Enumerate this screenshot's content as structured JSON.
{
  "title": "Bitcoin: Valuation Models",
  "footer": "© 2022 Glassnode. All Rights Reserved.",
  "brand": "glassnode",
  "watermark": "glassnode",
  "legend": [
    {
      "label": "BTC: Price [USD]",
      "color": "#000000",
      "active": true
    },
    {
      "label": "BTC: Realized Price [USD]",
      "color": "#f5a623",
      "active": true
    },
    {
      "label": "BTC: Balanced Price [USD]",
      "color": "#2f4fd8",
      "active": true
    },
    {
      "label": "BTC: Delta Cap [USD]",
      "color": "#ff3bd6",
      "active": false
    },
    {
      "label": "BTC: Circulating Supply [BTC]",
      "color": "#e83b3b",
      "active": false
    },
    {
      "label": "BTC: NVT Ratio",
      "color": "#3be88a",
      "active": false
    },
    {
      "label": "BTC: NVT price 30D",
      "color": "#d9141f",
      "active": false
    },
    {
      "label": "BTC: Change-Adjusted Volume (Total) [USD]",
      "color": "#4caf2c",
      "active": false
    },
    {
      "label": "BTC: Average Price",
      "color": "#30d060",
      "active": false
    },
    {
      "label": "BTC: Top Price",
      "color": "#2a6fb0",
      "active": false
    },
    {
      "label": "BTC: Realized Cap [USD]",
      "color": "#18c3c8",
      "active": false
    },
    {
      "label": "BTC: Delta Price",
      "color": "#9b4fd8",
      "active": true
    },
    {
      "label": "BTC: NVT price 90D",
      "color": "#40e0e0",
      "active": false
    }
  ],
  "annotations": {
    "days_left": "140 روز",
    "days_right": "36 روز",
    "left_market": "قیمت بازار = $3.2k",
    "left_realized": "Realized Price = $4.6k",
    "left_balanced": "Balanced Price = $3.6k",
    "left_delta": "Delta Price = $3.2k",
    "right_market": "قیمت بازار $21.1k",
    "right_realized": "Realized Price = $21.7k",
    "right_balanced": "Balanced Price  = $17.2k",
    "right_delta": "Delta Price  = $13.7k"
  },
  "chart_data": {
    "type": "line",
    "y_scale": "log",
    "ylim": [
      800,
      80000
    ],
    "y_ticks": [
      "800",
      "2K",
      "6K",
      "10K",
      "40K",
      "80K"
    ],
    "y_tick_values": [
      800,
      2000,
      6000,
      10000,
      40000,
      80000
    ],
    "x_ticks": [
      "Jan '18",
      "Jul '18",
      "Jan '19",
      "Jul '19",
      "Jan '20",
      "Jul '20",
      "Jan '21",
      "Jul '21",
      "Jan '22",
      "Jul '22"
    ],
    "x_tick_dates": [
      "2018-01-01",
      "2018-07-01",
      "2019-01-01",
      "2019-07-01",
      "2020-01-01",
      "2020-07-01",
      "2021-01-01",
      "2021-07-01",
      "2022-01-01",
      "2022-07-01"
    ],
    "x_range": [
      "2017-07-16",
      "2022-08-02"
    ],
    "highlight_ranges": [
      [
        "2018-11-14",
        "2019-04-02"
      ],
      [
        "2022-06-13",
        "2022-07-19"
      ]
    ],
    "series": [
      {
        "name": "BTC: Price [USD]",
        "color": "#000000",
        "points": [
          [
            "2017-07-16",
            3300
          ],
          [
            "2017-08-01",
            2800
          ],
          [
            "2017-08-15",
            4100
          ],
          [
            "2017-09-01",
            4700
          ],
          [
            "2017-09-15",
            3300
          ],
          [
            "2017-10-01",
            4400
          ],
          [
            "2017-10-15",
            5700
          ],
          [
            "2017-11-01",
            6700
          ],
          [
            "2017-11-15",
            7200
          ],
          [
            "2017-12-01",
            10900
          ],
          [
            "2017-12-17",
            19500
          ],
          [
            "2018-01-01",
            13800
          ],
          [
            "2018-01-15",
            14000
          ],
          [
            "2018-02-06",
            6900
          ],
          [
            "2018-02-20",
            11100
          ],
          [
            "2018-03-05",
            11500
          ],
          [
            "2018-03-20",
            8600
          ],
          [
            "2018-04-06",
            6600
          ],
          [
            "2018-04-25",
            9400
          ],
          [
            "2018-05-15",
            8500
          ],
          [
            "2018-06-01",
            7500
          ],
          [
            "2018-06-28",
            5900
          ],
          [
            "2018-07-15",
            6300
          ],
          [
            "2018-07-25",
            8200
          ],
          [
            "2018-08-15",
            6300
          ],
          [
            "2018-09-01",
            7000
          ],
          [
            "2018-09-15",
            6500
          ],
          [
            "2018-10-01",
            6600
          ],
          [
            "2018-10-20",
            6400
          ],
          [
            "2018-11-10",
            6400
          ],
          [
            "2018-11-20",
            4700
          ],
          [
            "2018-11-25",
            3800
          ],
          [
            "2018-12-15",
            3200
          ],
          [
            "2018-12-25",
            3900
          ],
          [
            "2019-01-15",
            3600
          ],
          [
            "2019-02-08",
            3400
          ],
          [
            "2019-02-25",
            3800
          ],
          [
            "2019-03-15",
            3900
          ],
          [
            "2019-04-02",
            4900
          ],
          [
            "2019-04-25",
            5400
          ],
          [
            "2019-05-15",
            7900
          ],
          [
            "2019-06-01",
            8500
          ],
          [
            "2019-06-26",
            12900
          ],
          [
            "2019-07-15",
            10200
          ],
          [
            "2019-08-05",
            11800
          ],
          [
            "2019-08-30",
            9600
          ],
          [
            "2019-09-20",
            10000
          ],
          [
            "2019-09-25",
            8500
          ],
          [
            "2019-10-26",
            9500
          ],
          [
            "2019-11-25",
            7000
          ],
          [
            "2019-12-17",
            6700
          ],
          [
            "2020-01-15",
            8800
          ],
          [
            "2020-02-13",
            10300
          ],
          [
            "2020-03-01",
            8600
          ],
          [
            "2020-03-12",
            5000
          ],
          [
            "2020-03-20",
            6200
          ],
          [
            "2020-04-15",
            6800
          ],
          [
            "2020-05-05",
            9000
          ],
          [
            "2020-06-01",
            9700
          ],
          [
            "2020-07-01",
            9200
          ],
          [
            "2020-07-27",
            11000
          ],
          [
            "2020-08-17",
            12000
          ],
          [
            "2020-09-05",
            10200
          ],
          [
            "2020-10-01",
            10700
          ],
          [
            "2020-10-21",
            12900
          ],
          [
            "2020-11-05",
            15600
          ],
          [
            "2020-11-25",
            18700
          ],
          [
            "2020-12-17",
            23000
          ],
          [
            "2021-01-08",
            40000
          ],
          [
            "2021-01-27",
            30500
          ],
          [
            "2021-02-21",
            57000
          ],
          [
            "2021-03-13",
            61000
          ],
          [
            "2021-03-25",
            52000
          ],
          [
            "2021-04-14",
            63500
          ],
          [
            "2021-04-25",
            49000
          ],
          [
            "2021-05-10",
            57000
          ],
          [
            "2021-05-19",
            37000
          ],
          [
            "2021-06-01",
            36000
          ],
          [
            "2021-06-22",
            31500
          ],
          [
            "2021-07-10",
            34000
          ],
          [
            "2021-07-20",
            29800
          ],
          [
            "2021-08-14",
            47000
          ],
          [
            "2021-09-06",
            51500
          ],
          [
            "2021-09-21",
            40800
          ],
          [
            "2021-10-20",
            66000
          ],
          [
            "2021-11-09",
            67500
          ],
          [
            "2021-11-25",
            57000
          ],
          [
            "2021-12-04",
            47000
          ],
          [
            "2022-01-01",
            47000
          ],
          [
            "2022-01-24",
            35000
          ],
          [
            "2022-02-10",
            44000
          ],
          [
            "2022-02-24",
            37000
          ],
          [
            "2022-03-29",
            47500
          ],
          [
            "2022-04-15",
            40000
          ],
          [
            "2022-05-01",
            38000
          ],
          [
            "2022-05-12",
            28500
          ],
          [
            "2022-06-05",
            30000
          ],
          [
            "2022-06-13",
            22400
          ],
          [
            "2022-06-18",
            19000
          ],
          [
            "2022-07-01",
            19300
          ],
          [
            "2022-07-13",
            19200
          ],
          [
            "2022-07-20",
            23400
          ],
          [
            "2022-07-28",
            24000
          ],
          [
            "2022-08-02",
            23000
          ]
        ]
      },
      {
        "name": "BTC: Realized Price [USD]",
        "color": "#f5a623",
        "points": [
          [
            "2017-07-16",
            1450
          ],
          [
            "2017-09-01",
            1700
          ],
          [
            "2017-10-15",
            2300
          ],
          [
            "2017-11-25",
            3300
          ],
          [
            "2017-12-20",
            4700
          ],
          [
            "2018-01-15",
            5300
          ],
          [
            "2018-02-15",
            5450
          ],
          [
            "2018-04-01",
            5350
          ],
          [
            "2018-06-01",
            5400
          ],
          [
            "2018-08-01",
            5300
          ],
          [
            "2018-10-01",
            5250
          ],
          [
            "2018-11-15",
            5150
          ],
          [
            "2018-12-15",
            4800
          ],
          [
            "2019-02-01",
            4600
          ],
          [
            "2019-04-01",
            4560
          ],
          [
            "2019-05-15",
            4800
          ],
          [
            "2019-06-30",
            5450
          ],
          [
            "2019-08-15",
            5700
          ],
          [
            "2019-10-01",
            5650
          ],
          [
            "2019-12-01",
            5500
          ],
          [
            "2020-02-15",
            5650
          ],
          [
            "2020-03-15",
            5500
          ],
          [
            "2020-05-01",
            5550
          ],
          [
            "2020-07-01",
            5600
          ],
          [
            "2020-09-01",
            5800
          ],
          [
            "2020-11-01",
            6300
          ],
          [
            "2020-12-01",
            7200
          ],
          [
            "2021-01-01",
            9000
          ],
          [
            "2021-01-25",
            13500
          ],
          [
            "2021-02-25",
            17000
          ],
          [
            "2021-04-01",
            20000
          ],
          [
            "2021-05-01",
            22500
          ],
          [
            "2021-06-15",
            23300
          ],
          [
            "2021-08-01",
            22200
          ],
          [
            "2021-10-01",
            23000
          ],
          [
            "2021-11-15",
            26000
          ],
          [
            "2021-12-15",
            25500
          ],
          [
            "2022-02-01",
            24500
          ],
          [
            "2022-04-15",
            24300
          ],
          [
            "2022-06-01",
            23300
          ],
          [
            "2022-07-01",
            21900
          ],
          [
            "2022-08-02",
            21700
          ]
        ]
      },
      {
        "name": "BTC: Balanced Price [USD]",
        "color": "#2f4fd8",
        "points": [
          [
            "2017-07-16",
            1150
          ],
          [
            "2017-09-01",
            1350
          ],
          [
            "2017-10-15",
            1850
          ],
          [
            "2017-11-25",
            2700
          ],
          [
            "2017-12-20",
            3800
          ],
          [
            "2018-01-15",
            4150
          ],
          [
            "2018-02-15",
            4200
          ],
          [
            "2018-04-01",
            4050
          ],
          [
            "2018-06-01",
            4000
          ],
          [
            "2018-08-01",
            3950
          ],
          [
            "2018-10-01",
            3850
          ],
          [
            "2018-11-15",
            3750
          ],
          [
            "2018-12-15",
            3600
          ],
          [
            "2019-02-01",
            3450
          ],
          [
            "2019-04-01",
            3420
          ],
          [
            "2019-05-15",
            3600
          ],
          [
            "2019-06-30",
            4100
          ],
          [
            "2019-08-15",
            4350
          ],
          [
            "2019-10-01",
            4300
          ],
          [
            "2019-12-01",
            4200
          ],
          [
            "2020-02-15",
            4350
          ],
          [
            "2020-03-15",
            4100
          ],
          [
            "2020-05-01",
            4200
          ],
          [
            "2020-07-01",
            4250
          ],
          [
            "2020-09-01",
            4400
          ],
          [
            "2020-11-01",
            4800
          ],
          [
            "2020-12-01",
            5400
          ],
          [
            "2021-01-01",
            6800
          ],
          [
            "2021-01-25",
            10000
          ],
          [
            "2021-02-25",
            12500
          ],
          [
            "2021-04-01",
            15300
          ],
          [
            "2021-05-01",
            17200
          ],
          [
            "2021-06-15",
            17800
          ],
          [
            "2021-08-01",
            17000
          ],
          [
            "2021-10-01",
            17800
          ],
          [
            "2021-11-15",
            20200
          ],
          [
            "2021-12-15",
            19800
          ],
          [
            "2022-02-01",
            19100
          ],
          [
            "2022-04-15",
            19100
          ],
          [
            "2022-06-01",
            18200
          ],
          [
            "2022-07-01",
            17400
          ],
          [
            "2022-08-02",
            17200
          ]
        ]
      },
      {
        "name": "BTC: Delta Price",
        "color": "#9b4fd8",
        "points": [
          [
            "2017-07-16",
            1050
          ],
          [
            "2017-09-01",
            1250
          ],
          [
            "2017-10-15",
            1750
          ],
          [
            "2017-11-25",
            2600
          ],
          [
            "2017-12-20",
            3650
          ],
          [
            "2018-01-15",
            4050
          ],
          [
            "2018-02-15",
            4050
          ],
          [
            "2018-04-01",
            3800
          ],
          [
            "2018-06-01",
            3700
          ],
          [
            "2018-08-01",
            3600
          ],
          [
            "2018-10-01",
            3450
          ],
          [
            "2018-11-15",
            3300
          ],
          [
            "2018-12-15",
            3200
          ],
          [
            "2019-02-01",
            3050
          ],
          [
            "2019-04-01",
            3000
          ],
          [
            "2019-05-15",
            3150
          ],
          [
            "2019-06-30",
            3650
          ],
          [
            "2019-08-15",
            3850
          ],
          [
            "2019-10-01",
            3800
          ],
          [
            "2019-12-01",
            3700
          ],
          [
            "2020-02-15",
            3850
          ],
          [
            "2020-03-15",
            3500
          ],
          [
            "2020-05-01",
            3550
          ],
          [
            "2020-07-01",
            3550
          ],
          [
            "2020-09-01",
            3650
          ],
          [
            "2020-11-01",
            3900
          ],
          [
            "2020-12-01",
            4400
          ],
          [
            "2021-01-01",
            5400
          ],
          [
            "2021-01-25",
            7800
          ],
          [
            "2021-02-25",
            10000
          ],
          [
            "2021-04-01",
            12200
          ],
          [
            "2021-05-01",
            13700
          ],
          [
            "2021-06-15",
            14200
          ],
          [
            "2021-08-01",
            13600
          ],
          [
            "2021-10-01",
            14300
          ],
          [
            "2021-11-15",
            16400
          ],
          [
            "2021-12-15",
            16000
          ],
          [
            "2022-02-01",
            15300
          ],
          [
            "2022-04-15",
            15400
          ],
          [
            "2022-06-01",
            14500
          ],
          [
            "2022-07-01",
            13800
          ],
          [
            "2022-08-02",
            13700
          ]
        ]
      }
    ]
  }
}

****************************************

◆ **SHORT PROBLEM**: Copy each line above containing the string "Realized".

◆ **TASK RESPONSE**:
      "label": "BTC: Realized Price [USD]",
      "label": "BTC: Realized Cap [USD]",
    "left_realized": "Realized Price = $4.6k",
    "right_realized": "Realized Price = $21.7k",
        "name": "BTC: Realized Price [USD]",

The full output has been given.